[Excerpt from a dataset]
____________

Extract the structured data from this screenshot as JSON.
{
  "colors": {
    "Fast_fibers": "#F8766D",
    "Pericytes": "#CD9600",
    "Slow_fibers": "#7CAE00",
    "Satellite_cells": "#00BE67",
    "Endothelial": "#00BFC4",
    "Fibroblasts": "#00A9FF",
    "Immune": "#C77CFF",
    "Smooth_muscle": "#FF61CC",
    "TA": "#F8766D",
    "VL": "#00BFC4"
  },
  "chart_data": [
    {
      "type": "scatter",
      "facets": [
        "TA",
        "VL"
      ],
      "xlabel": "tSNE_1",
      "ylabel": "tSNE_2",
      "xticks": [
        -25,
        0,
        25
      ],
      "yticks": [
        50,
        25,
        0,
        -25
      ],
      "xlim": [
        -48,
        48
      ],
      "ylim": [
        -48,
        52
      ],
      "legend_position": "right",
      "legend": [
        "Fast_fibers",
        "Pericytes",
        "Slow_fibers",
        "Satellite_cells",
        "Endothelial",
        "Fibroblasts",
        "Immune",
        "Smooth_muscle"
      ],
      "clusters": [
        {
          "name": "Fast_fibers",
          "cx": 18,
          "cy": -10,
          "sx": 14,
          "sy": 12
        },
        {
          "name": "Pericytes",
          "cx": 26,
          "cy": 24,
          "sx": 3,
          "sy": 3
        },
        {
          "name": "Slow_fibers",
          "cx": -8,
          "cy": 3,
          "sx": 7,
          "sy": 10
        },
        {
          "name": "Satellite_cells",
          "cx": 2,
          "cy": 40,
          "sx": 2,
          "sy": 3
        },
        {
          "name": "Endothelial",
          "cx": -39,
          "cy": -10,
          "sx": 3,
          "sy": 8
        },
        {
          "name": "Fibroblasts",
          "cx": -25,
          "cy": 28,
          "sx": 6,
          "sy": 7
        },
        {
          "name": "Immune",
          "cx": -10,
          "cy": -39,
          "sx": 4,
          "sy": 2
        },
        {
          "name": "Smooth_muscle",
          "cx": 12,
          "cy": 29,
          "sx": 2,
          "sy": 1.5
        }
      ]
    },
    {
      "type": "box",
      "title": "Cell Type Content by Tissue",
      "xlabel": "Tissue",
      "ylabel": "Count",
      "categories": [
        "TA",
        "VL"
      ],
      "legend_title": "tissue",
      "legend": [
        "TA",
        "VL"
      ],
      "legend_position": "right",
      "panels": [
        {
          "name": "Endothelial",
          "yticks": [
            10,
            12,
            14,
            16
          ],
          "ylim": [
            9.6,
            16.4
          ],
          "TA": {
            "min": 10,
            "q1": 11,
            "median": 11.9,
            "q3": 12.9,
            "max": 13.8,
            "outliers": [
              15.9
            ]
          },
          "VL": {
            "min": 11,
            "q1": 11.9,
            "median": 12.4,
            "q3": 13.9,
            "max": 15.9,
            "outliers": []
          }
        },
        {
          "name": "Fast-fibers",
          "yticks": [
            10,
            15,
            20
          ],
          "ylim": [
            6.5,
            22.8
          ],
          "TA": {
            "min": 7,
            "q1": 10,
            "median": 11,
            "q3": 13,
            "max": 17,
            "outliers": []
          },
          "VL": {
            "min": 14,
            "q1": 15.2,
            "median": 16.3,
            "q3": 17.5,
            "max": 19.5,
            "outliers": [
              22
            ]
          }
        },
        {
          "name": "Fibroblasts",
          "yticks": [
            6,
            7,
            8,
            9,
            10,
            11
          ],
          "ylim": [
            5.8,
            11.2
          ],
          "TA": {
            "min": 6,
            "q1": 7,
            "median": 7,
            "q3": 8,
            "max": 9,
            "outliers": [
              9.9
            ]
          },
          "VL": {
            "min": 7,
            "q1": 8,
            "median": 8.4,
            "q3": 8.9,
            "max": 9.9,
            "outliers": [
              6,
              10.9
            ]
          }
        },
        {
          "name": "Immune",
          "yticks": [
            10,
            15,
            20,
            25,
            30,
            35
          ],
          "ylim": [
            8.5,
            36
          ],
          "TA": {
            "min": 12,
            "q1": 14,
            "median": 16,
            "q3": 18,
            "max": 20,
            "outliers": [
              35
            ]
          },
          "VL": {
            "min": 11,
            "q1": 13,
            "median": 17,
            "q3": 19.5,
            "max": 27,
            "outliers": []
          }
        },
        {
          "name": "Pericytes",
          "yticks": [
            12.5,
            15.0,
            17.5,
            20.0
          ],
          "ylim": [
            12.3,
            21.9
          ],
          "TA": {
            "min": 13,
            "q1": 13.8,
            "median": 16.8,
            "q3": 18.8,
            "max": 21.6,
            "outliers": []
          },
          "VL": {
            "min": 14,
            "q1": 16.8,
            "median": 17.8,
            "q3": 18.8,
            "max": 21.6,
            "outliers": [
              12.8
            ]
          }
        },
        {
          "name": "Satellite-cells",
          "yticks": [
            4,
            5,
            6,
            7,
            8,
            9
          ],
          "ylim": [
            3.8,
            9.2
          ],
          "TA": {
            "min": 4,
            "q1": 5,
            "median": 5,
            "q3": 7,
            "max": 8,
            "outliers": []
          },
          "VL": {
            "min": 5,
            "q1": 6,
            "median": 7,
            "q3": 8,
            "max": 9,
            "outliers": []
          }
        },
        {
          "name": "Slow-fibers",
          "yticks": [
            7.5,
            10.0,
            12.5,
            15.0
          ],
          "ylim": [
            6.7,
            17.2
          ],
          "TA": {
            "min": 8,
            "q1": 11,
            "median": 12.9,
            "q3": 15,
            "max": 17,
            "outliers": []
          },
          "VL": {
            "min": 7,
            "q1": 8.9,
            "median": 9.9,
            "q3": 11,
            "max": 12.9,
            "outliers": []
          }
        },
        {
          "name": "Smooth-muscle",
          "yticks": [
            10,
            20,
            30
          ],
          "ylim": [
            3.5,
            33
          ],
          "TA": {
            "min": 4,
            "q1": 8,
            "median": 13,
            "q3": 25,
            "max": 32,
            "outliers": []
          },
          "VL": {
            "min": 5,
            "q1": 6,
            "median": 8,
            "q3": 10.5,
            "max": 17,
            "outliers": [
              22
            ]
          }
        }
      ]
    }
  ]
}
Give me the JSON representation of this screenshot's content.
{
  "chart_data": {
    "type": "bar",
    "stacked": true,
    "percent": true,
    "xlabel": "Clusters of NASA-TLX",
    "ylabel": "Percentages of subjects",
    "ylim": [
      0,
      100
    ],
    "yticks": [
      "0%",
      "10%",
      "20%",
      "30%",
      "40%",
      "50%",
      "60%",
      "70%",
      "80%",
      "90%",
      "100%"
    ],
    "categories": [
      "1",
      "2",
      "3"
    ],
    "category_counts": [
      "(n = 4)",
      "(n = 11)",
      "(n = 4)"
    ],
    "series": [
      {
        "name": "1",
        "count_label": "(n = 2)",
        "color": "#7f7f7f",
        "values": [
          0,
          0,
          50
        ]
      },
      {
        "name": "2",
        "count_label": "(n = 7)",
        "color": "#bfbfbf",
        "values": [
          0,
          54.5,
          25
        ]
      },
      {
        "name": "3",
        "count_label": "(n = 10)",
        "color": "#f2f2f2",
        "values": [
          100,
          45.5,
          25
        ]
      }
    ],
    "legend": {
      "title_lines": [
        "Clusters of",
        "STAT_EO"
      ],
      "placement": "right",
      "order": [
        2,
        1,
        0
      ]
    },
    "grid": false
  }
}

____________

From the listing, copy each line containing the word "Endothelial".

- [FULL OUTPUT]
    "Endothelial": "#00BFC4",
        "Endothelial",
          "name": "Endothelial",
          "name": "Endothelial",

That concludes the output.